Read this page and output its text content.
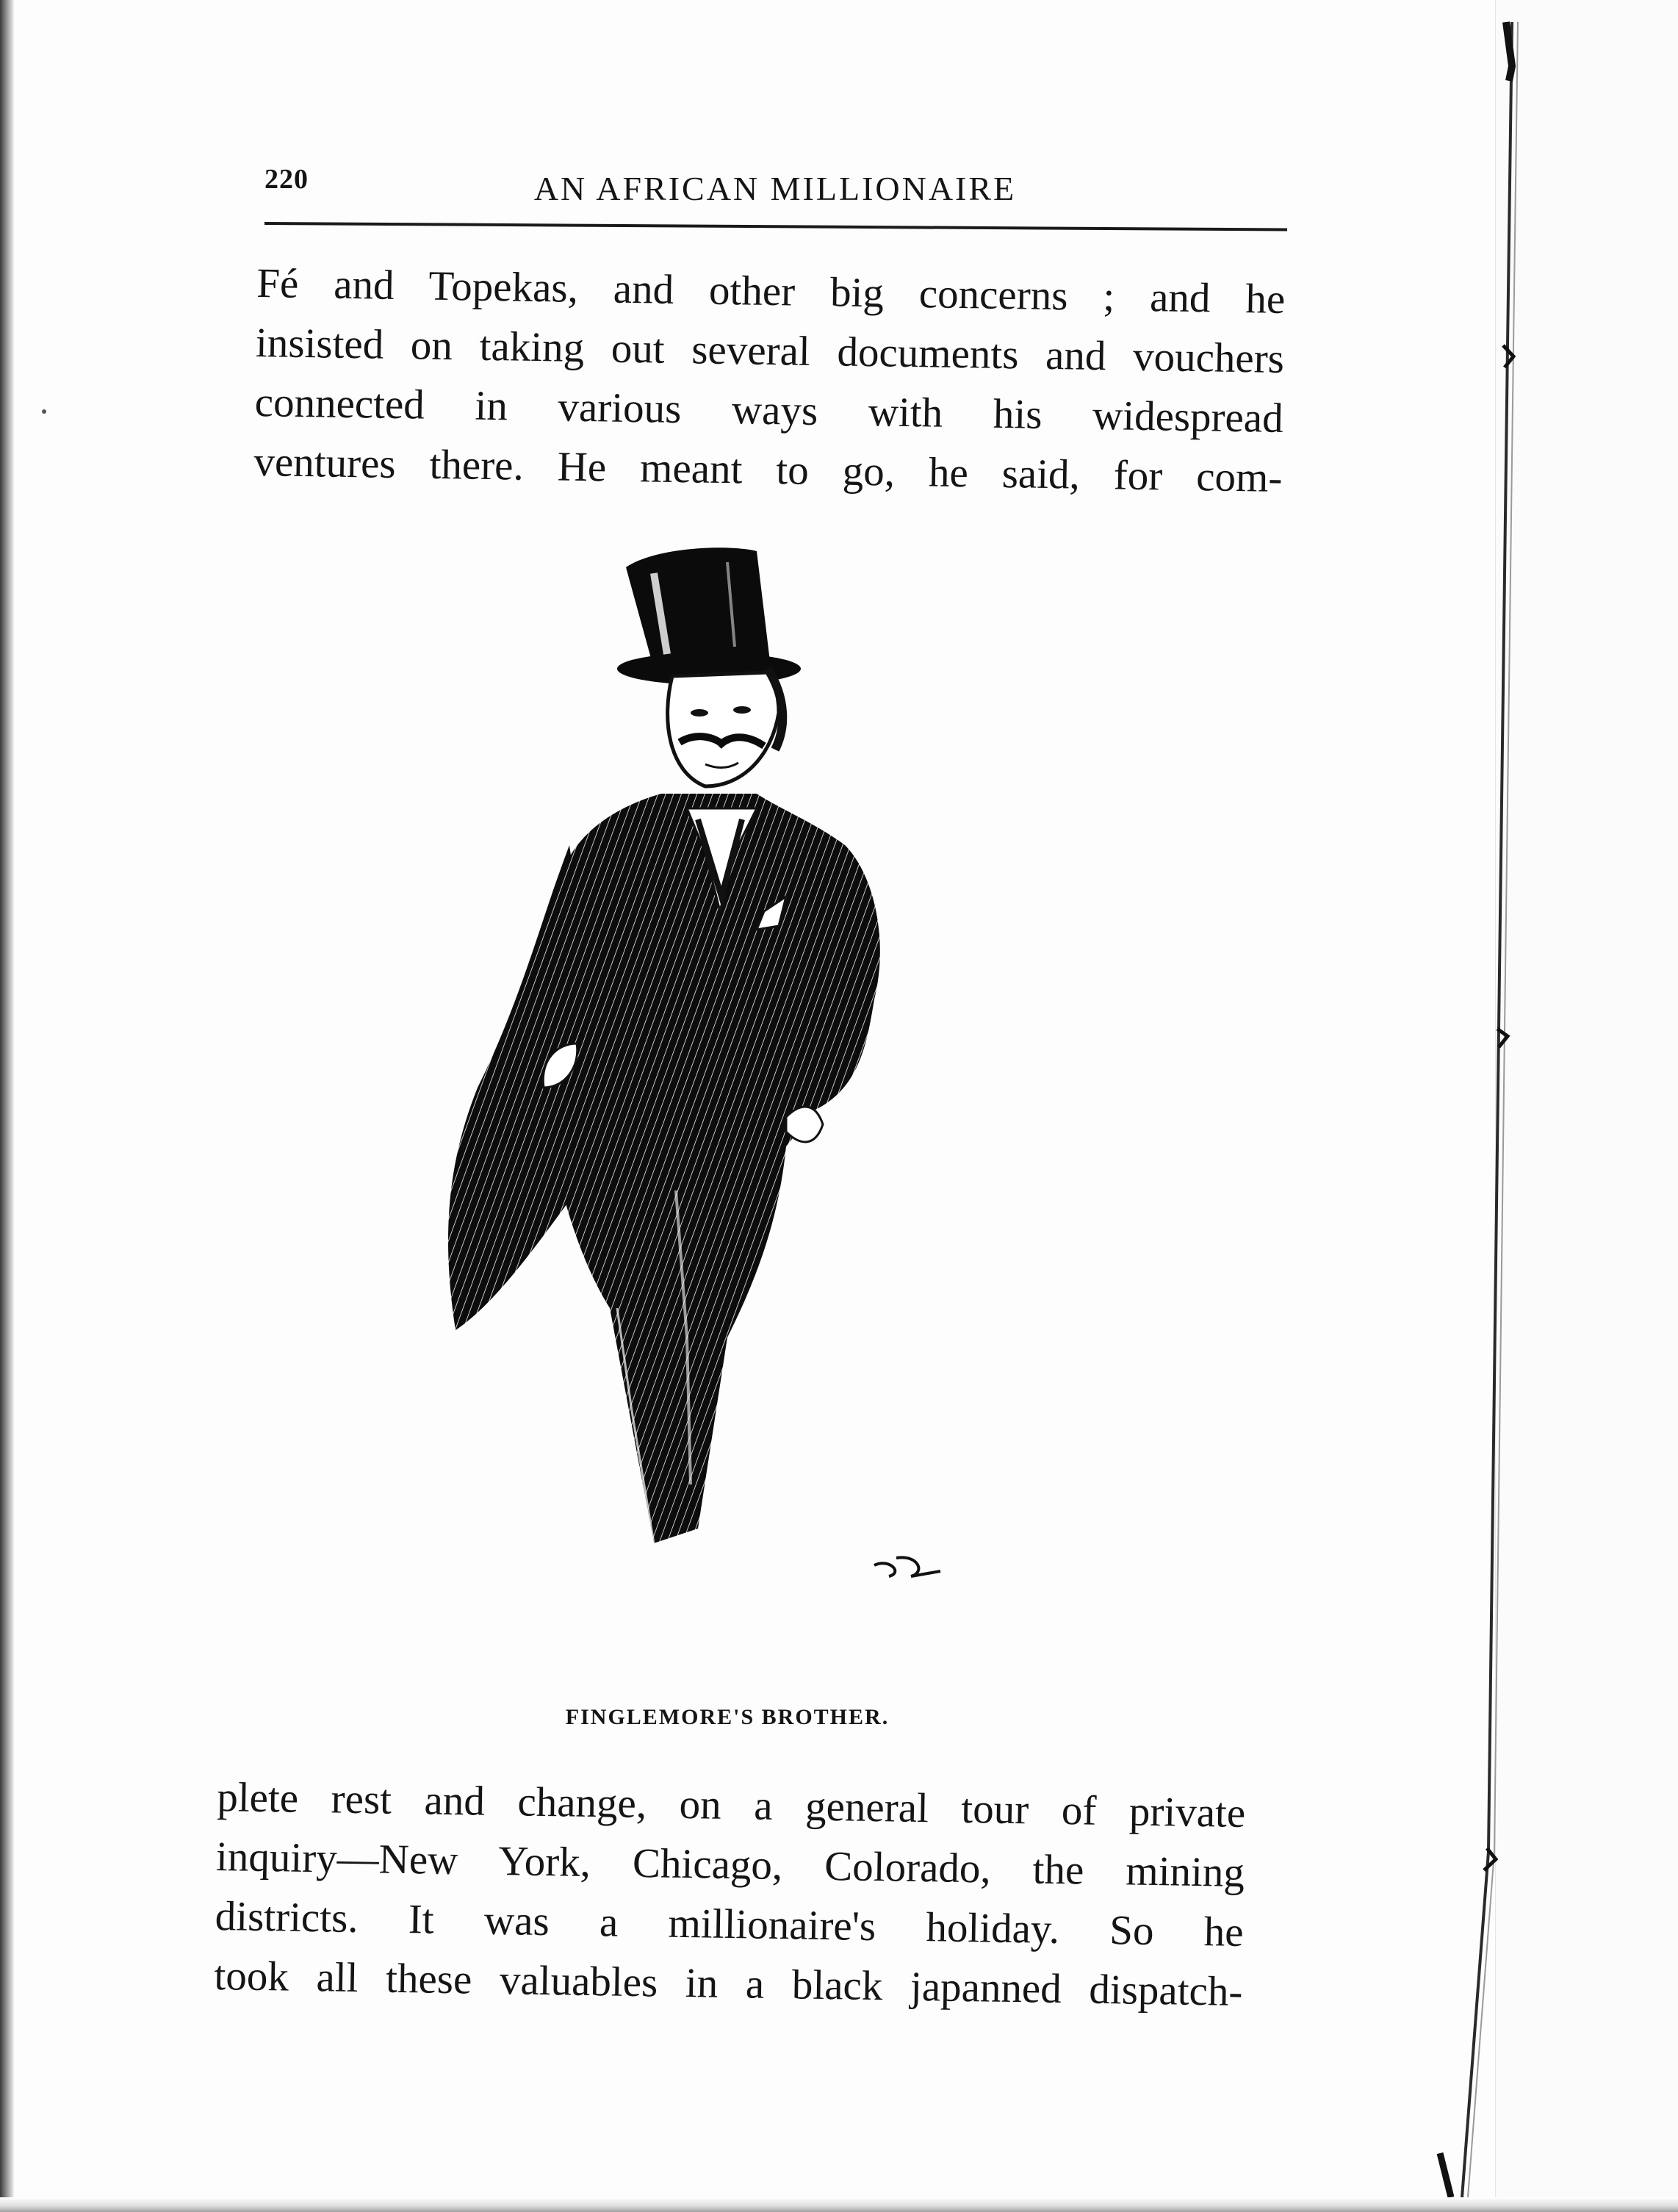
220	AN AFRICAN MILLIONAIRE
Fé and Topekas, and other big concerns ; and he
insisted on taking out several documents and vouchers
connected in various ways with his widespread
ventures there. He meant to go, he said, for com-
FINGLEMORE'S BROTHER.
plete rest and change, on a general tour of private
inquiry—New York, Chicago, Colorado, the mining
districts. It was a millionaire's holiday. So he
took all these valuables in a black japanned dispatch-
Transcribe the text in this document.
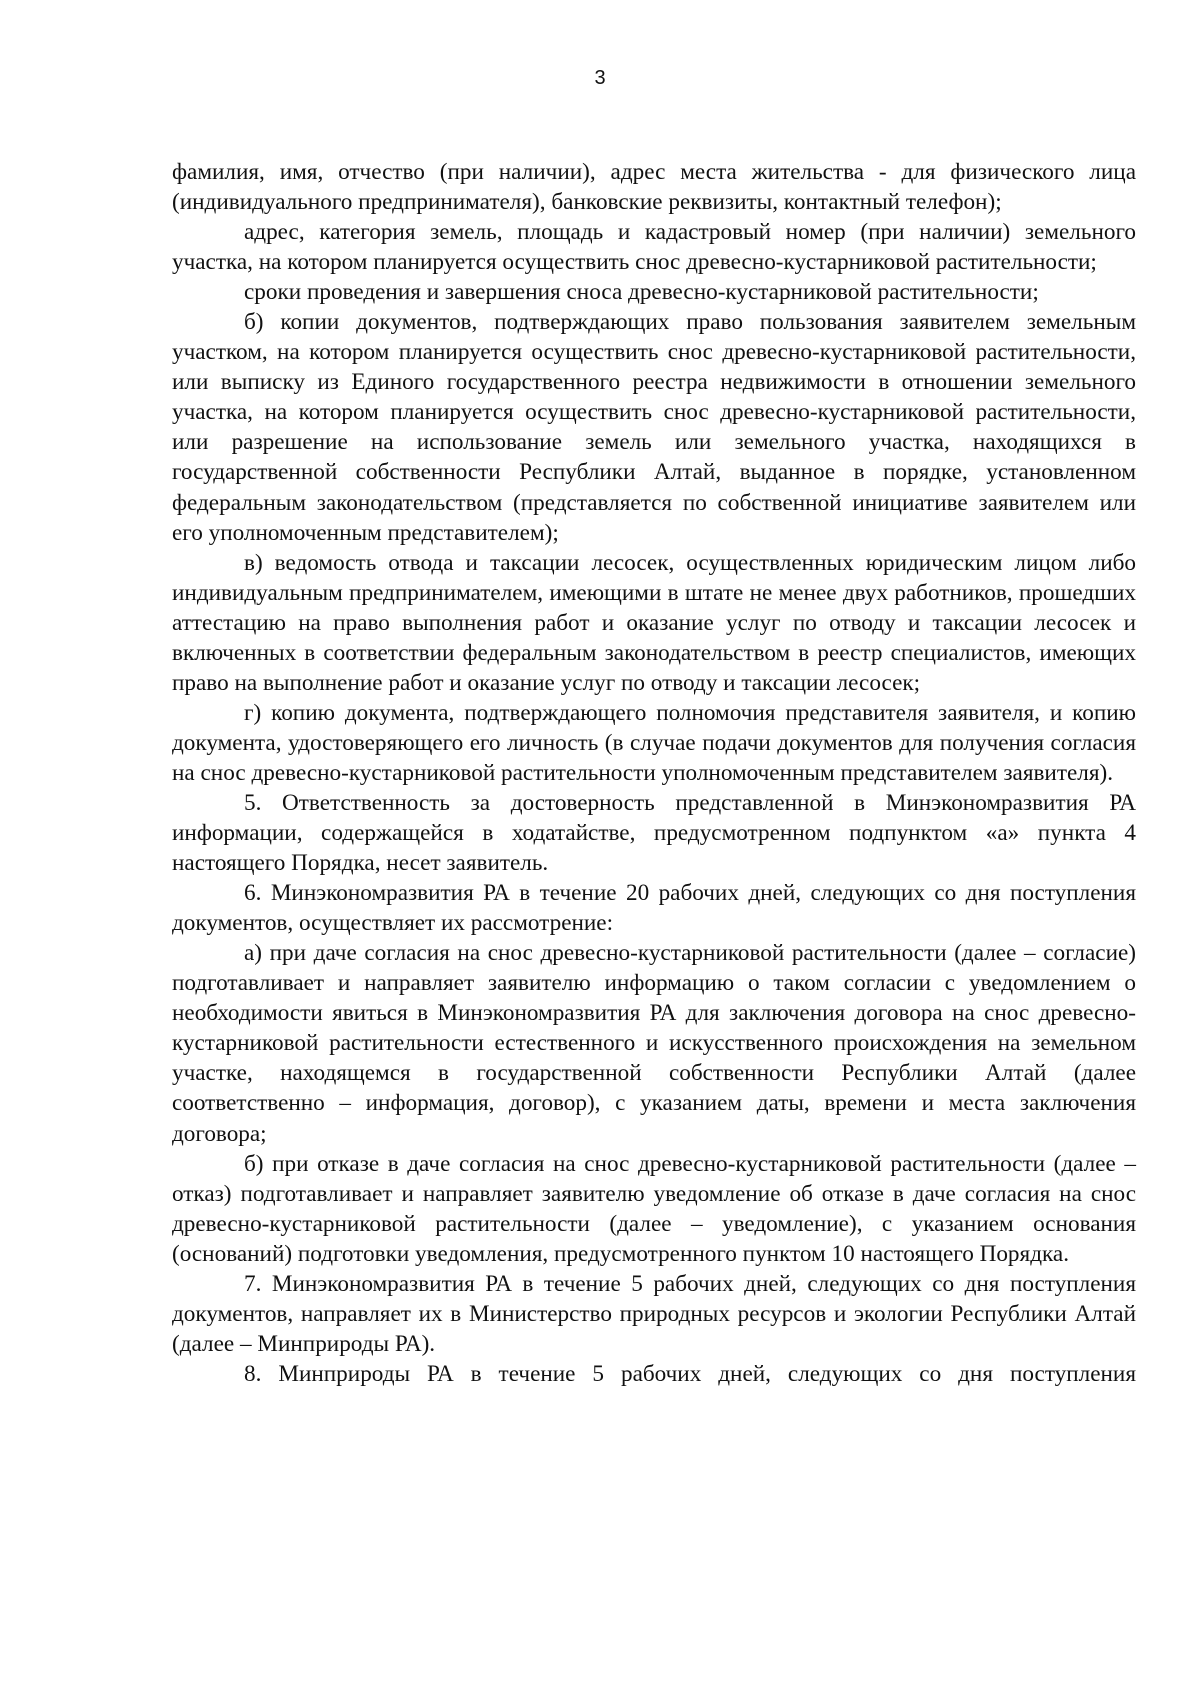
3

фамилия, имя, отчество (при наличии), адрес места жительства - для физического лица (индивидуального предпринимателя), банковские реквизиты, контактный телефон);

адрес, категория земель, площадь и кадастровый номер (при наличии) земельного участка, на котором планируется осуществить снос древесно-кустарниковой растительности;

сроки проведения и завершения сноса древесно-кустарниковой растительности;

б) копии документов, подтверждающих право пользования заявителем земельным участком, на котором планируется осуществить снос древесно-кустарниковой растительности, или выписку из Единого государственного реестра недвижимости в отношении земельного участка, на котором планируется осуществить снос древесно-кустарниковой растительности, или разрешение на использование земель или земельного участка, находящихся в государственной собственности Республики Алтай, выданное в порядке, установленном федеральным законодательством (представляется по собственной инициативе заявителем или его уполномоченным представителем);

в) ведомость отвода и таксации лесосек, осуществленных юридическим лицом либо индивидуальным предпринимателем, имеющими в штате не менее двух работников, прошедших аттестацию на право выполнения работ и оказание услуг по отводу и таксации лесосек и включенных в соответствии федеральным законодательством в реестр специалистов, имеющих право на выполнение работ и оказание услуг по отводу и таксации лесосек;

г) копию документа, подтверждающего полномочия представителя заявителя, и копию документа, удостоверяющего его личность (в случае подачи документов для получения согласия на снос древесно-кустарниковой растительности уполномоченным представителем заявителя).

5. Ответственность за достоверность представленной в Минэкономразвития РА информации, содержащейся в ходатайстве, предусмотренном подпунктом «а» пункта 4 настоящего Порядка, несет заявитель.

6. Минэкономразвития РА в течение 20 рабочих дней, следующих со дня поступления документов, осуществляет их рассмотрение:

а) при даче согласия на снос древесно-кустарниковой растительности (далее – согласие) подготавливает и направляет заявителю информацию о таком согласии с уведомлением о необходимости явиться в Минэкономразвития РА для заключения договора на снос древесно-кустарниковой растительности естественного и искусственного происхождения на земельном участке, находящемся в государственной собственности Республики Алтай (далее соответственно – информация, договор), с указанием даты, времени и места заключения договора;

б) при отказе в даче согласия на снос древесно-кустарниковой растительности (далее – отказ) подготавливает и направляет заявителю уведомление об отказе в даче согласия на снос древесно-кустарниковой растительности (далее – уведомление), с указанием основания (оснований) подготовки уведомления, предусмотренного пунктом 10 настоящего Порядка.

7. Минэкономразвития РА в течение 5 рабочих дней, следующих со дня поступления документов, направляет их в Министерство природных ресурсов и экологии Республики Алтай (далее – Минприроды РА).

8. Минприроды РА в течение 5 рабочих дней, следующих со дня поступления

Problem requirements: Without the pictures, restate all of the entries above verbatim.

Solved problem:
Read this page and output its text content.
220	AN AFRICAN MILLIONAIRE
Fé and Topekas, and other big concerns ; and he
insisted on taking out several documents and vouchers
connected in various ways with his widespread
ventures there. He meant to go, he said, for com-
FINGLEMORE'S BROTHER.
plete rest and change, on a general tour of private
inquiry—New York, Chicago, Colorado, the mining
districts. It was a millionaire's holiday. So he
took all these valuables in a black japanned dispatch-
Transcribe the text in this document.
3

фамилия, имя, отчество (при наличии), адрес места жительства - для физического лица (индивидуального предпринимателя), банковские реквизиты, контактный телефон);

адрес, категория земель, площадь и кадастровый номер (при наличии) земельного участка, на котором планируется осуществить снос древесно-кустарниковой растительности;

сроки проведения и завершения сноса древесно-кустарниковой растительности;

б) копии документов, подтверждающих право пользования заявителем земельным участком, на котором планируется осуществить снос древесно-кустарниковой растительности, или выписку из Единого государственного реестра недвижимости в отношении земельного участка, на котором планируется осуществить снос древесно-кустарниковой растительности, или разрешение на использование земель или земельного участка, находящихся в государственной собственности Республики Алтай, выданное в порядке, установленном федеральным законодательством (представляется по собственной инициативе заявителем или его уполномоченным представителем);

в) ведомость отвода и таксации лесосек, осуществленных юридическим лицом либо индивидуальным предпринимателем, имеющими в штате не менее двух работников, прошедших аттестацию на право выполнения работ и оказание услуг по отводу и таксации лесосек и включенных в соответствии федеральным законодательством в реестр специалистов, имеющих право на выполнение работ и оказание услуг по отводу и таксации лесосек;

г) копию документа, подтверждающего полномочия представителя заявителя, и копию документа, удостоверяющего его личность (в случае подачи документов для получения согласия на снос древесно-кустарниковой растительности уполномоченным представителем заявителя).

5. Ответственность за достоверность представленной в Минэкономразвития РА информации, содержащейся в ходатайстве, предусмотренном подпунктом «а» пункта 4 настоящего Порядка, несет заявитель.

6. Минэкономразвития РА в течение 20 рабочих дней, следующих со дня поступления документов, осуществляет их рассмотрение:

а) при даче согласия на снос древесно-кустарниковой растительности (далее – согласие) подготавливает и направляет заявителю информацию о таком согласии с уведомлением о необходимости явиться в Минэкономразвития РА для заключения договора на снос древесно-кустарниковой растительности естественного и искусственного происхождения на земельном участке, находящемся в государственной собственности Республики Алтай (далее соответственно – информация, договор), с указанием даты, времени и места заключения договора;

б) при отказе в даче согласия на снос древесно-кустарниковой растительности (далее – отказ) подготавливает и направляет заявителю уведомление об отказе в даче согласия на снос древесно-кустарниковой растительности (далее – уведомление), с указанием основания (оснований) подготовки уведомления, предусмотренного пунктом 10 настоящего Порядка.

7. Минэкономразвития РА в течение 5 рабочих дней, следующих со дня поступления документов, направляет их в Министерство природных ресурсов и экологии Республики Алтай (далее – Минприроды РА).

8. Минприроды РА в течение 5 рабочих дней, следующих со дня поступления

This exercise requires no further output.